Written exercise: Locate the word "crystallinity" in the entries below, then gather every line that holds it.

Supplied records:
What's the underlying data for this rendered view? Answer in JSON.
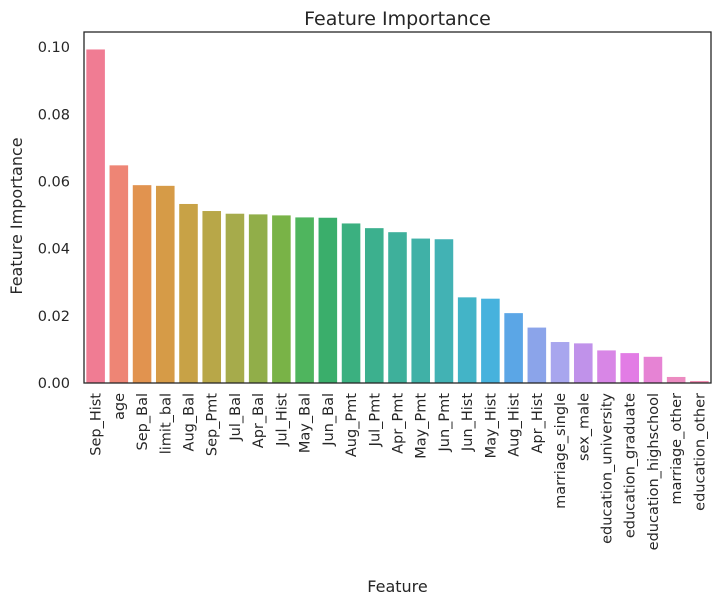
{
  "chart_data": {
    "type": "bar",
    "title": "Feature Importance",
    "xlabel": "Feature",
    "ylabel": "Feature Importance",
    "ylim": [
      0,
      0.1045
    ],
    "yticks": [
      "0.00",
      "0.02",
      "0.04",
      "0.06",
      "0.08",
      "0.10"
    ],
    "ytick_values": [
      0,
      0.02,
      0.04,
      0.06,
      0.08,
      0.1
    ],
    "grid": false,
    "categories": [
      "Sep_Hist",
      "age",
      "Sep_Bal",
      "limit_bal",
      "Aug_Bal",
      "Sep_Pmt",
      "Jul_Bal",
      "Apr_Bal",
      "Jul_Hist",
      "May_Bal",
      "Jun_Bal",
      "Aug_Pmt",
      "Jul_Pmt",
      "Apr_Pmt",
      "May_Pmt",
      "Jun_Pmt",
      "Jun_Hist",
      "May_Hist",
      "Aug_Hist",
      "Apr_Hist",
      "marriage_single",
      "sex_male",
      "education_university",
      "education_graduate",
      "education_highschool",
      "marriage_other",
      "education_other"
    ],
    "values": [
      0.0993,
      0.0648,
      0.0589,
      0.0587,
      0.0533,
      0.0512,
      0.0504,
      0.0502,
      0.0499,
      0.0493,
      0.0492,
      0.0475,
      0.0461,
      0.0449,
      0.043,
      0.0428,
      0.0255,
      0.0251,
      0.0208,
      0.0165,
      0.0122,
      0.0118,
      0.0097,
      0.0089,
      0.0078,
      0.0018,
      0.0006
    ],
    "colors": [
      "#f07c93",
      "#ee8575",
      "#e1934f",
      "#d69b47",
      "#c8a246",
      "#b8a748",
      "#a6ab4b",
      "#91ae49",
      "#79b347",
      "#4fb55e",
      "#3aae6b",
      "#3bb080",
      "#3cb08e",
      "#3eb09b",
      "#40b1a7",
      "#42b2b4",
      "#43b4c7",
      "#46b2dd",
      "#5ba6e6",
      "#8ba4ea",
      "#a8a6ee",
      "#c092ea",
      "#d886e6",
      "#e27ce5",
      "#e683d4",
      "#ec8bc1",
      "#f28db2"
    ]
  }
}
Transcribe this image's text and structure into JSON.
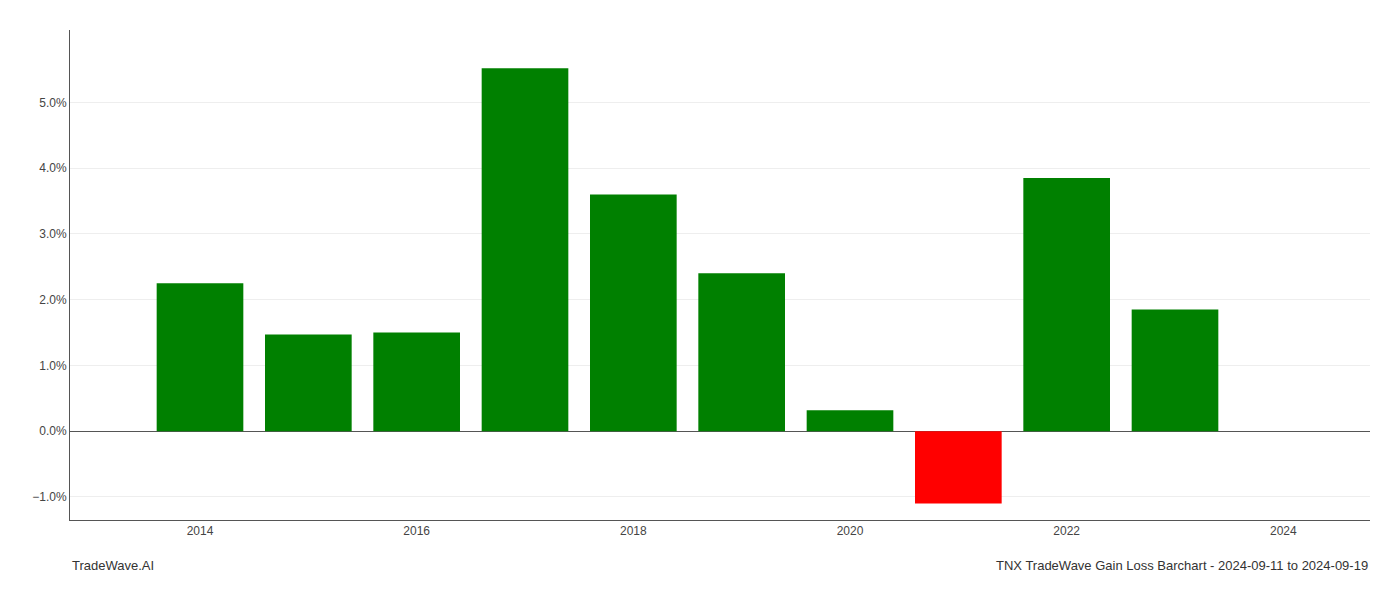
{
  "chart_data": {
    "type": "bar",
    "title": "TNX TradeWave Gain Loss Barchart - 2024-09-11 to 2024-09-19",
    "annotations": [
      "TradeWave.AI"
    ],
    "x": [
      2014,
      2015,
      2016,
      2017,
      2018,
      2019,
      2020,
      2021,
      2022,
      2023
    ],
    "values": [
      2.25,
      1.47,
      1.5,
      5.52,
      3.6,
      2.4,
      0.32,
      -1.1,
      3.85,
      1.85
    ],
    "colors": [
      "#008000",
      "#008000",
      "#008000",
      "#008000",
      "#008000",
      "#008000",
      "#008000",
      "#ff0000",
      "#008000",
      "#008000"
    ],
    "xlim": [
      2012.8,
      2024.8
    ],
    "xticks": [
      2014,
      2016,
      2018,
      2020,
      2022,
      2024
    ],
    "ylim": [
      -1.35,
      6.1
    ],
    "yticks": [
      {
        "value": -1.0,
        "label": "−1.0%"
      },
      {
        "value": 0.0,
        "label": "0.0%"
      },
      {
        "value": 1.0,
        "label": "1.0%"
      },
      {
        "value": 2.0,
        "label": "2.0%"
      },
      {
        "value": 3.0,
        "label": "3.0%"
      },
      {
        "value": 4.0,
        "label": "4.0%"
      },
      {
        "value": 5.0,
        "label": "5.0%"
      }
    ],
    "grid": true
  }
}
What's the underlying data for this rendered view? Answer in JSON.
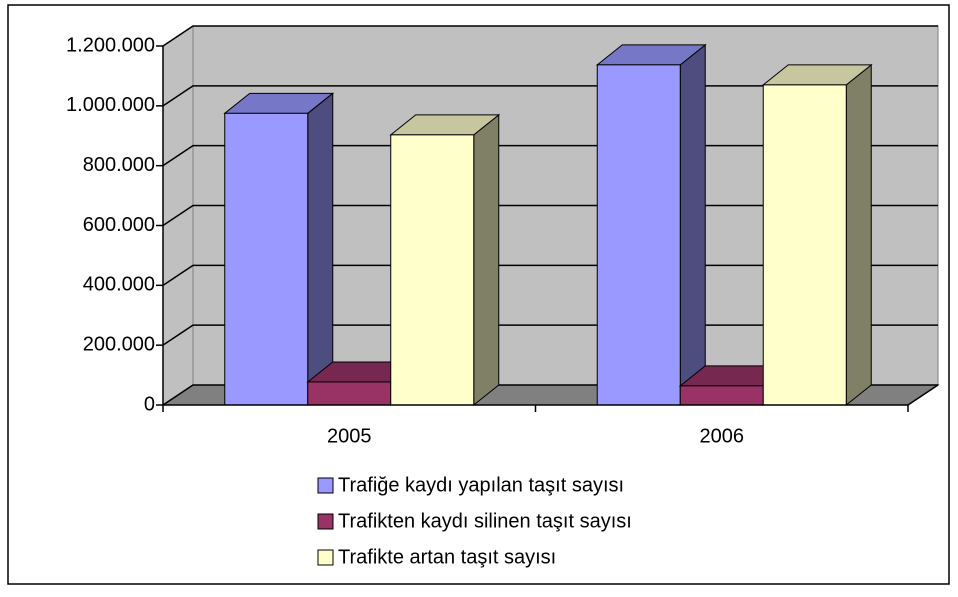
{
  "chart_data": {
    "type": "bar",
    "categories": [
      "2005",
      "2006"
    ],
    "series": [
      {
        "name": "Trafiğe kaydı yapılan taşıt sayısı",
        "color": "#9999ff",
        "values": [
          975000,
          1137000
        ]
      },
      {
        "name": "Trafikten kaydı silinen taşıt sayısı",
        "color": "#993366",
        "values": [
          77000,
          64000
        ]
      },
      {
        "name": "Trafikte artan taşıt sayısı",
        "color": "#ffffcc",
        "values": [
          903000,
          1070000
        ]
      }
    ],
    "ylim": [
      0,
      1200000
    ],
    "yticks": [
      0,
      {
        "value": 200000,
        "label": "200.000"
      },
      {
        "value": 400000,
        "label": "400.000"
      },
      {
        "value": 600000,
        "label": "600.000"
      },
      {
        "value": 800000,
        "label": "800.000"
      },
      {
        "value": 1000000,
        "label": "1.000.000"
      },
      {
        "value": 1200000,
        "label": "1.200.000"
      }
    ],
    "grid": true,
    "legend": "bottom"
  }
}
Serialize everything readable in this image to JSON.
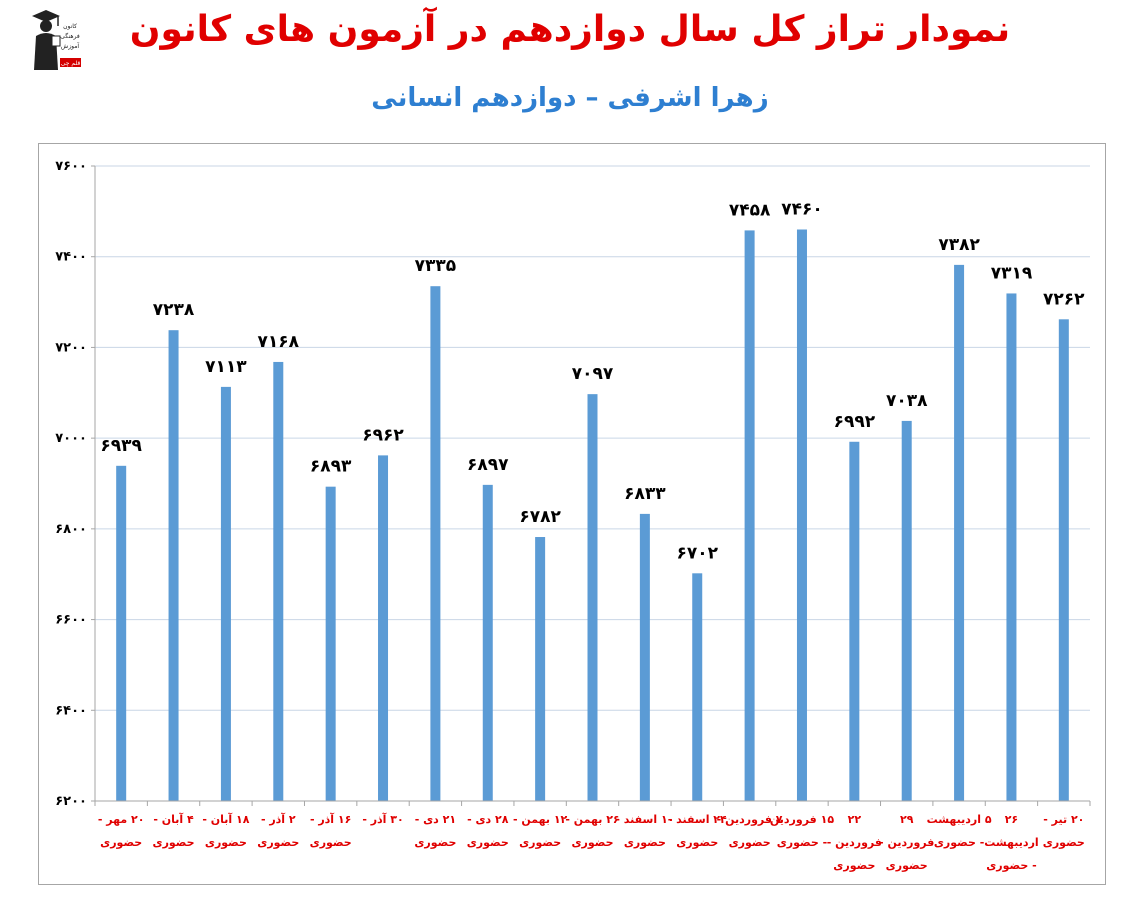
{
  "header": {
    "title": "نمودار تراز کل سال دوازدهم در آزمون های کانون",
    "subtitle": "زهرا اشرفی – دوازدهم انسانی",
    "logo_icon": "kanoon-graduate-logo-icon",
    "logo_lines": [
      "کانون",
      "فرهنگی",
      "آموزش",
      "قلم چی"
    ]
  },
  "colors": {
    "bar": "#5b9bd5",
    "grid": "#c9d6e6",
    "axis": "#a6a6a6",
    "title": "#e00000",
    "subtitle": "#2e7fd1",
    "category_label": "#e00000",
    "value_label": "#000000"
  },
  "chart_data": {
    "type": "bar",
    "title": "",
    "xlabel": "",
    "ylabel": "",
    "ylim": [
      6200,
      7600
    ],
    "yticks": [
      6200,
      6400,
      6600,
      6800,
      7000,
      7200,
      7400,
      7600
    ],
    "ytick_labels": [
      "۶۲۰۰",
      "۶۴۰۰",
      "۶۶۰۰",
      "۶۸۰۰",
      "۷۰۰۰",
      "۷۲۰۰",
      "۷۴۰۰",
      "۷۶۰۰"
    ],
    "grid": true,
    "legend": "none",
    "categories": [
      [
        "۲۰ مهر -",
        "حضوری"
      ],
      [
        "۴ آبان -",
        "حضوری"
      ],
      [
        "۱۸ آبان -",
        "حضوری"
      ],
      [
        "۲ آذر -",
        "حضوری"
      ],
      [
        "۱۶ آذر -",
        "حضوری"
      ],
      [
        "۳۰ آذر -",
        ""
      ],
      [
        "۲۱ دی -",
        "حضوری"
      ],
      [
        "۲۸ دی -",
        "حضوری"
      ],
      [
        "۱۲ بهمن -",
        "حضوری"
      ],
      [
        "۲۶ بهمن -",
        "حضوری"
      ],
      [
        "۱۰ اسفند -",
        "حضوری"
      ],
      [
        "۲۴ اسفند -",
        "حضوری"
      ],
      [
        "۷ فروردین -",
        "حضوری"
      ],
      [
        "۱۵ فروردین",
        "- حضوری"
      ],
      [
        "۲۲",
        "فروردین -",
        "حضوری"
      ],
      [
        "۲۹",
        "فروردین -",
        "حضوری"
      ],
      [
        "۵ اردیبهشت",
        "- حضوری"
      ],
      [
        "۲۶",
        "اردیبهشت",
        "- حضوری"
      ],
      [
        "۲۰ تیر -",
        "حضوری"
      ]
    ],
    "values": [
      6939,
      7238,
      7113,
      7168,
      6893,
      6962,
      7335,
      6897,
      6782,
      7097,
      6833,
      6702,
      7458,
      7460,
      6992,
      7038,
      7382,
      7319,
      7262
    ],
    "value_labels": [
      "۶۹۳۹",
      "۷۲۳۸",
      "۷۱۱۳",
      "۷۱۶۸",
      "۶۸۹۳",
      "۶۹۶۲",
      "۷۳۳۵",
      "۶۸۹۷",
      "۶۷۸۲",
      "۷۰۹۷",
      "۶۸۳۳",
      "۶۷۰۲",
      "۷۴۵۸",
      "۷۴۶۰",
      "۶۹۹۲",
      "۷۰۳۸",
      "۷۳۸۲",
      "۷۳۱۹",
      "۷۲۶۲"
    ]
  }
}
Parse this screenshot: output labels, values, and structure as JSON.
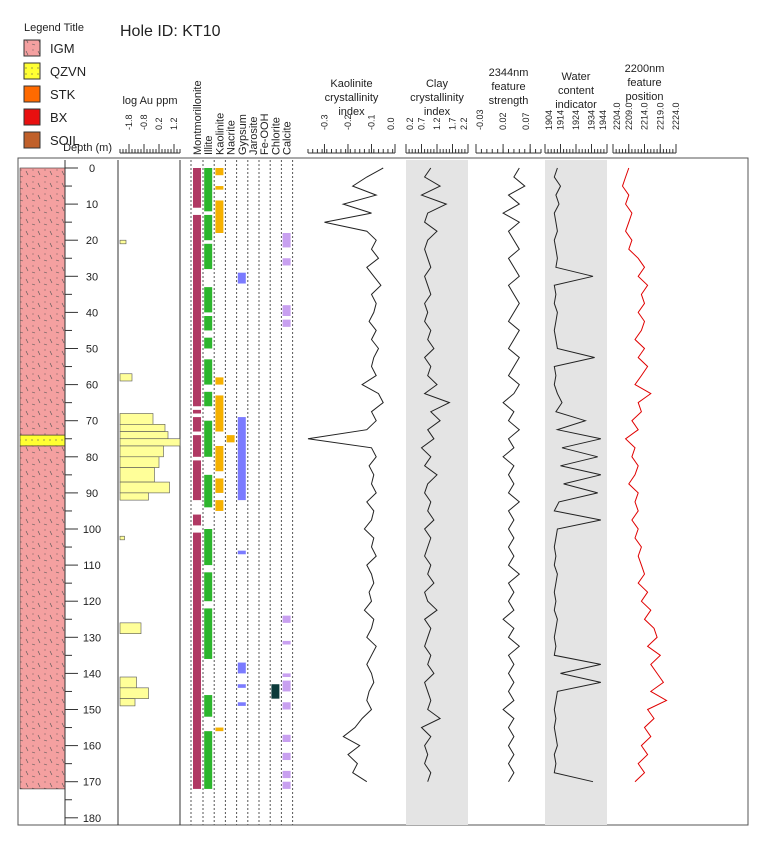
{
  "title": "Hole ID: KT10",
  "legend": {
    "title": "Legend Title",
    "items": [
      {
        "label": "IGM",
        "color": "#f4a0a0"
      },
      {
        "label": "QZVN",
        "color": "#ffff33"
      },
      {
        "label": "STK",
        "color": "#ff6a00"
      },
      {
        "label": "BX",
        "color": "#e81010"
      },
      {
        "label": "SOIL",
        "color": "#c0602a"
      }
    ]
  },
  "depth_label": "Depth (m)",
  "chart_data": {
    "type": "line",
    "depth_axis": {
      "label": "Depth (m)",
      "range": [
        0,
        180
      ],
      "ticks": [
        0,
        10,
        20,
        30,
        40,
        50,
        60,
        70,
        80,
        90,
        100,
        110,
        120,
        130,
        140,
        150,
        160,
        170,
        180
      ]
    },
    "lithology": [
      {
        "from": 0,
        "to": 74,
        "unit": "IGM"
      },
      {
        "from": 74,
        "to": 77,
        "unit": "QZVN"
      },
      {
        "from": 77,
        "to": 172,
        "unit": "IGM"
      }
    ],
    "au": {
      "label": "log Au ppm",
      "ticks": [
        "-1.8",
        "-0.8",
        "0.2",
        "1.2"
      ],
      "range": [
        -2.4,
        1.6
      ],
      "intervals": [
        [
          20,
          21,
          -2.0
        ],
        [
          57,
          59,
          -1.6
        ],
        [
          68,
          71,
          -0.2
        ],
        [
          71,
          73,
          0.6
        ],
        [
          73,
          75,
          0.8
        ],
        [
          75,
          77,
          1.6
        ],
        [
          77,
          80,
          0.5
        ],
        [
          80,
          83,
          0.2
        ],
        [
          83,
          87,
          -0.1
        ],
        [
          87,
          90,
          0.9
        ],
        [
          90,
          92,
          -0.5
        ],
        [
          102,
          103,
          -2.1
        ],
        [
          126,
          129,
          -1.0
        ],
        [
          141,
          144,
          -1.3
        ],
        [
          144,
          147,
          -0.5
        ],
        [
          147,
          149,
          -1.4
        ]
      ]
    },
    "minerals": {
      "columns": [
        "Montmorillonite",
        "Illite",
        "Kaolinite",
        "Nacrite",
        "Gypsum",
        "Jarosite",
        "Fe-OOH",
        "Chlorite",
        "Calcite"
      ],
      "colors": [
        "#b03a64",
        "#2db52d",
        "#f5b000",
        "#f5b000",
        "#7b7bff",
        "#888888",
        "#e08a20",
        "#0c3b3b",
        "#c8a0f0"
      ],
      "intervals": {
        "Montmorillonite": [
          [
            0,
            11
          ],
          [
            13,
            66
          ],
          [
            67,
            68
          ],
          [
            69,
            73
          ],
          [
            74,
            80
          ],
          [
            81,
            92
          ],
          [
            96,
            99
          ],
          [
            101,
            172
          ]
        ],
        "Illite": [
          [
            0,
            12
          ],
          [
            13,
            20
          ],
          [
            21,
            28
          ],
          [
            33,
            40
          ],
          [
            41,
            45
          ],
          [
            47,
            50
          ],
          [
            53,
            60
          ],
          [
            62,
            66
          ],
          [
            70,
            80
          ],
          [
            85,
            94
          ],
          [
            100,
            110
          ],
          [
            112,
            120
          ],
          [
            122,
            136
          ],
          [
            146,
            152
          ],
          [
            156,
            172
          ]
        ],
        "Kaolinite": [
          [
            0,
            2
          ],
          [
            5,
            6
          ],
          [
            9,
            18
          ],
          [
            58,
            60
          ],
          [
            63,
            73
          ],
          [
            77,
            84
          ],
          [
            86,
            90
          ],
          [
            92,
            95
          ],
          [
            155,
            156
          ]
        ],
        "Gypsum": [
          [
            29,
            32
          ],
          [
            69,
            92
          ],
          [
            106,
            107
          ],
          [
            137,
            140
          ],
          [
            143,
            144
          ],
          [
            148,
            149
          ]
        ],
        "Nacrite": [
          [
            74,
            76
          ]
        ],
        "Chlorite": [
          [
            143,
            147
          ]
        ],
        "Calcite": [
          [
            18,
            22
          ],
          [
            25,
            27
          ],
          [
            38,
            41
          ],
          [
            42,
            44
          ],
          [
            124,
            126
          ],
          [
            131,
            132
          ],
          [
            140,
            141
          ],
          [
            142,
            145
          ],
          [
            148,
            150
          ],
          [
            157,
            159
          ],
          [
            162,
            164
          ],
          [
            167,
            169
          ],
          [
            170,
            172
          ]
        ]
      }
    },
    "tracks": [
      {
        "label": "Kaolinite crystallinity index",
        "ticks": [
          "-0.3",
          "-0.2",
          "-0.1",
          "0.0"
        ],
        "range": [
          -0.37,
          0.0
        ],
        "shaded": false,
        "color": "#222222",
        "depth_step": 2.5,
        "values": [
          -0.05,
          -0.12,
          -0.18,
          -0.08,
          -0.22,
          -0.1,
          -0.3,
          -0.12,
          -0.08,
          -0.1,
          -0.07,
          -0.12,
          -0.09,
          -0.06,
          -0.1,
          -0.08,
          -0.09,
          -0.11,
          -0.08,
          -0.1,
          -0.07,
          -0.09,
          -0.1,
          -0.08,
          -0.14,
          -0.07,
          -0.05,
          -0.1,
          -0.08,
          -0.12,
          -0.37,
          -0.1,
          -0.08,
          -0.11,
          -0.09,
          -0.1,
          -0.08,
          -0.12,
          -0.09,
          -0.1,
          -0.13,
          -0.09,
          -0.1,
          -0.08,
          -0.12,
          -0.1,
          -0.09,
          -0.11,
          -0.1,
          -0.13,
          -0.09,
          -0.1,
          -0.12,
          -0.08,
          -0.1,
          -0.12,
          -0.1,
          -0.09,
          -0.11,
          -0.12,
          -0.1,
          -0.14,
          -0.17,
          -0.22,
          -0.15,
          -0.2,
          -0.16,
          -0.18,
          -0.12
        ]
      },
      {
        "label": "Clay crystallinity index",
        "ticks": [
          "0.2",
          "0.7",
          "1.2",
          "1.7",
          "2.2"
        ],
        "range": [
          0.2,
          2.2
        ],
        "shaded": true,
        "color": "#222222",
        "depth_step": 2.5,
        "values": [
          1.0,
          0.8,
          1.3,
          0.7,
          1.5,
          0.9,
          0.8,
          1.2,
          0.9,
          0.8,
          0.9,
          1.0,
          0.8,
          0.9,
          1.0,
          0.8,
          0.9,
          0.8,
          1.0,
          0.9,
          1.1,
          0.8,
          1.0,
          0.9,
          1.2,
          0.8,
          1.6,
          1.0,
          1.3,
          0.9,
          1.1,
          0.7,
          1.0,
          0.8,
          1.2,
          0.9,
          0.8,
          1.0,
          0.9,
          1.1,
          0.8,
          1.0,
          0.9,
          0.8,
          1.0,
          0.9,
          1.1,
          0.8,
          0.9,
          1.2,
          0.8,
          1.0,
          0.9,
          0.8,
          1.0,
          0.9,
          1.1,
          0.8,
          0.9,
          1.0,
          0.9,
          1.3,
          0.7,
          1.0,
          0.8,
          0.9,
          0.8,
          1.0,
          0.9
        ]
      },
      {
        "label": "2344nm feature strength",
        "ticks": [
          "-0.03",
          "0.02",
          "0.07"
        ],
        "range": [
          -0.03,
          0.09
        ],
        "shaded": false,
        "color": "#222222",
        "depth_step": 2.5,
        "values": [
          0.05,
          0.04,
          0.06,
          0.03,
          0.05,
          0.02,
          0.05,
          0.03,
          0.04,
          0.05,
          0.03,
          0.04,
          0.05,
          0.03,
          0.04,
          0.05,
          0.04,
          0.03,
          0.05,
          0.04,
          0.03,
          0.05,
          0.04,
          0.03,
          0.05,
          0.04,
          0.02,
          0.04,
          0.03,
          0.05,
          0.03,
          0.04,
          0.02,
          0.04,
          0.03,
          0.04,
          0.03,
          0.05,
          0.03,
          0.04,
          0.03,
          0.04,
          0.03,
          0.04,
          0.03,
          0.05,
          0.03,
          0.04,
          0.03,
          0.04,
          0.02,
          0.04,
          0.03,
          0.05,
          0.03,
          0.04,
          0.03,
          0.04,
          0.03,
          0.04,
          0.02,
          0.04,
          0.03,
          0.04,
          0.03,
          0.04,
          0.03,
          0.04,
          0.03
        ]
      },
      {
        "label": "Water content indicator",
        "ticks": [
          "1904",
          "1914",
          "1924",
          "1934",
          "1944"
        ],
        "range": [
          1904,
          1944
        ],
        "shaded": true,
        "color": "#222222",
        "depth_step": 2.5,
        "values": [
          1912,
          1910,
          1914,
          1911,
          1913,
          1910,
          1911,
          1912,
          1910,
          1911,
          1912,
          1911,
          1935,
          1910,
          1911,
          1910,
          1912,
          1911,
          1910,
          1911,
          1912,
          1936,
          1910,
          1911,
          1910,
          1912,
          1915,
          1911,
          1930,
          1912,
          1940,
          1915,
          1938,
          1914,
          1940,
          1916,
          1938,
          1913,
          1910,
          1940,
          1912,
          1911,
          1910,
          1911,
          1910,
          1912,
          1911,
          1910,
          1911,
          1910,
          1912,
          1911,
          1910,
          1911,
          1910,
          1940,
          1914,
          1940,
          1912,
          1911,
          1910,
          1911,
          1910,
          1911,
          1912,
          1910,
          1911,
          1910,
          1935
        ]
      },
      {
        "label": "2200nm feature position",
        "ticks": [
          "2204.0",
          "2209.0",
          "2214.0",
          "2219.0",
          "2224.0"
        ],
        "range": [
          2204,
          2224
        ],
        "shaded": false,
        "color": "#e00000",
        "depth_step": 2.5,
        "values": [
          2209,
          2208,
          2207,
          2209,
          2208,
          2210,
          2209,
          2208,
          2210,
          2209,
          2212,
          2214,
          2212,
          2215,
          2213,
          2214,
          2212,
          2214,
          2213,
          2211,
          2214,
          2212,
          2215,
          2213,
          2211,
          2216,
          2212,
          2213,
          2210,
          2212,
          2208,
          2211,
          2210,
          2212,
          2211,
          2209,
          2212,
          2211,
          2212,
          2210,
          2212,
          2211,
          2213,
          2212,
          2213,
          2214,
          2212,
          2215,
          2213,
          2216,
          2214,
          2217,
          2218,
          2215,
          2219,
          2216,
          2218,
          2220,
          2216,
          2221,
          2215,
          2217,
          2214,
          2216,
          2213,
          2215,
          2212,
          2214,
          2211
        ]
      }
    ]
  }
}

Solution to this problem:
        "label": "Kaolinite crystallinity index",
        "label": "Clay crystallinity index",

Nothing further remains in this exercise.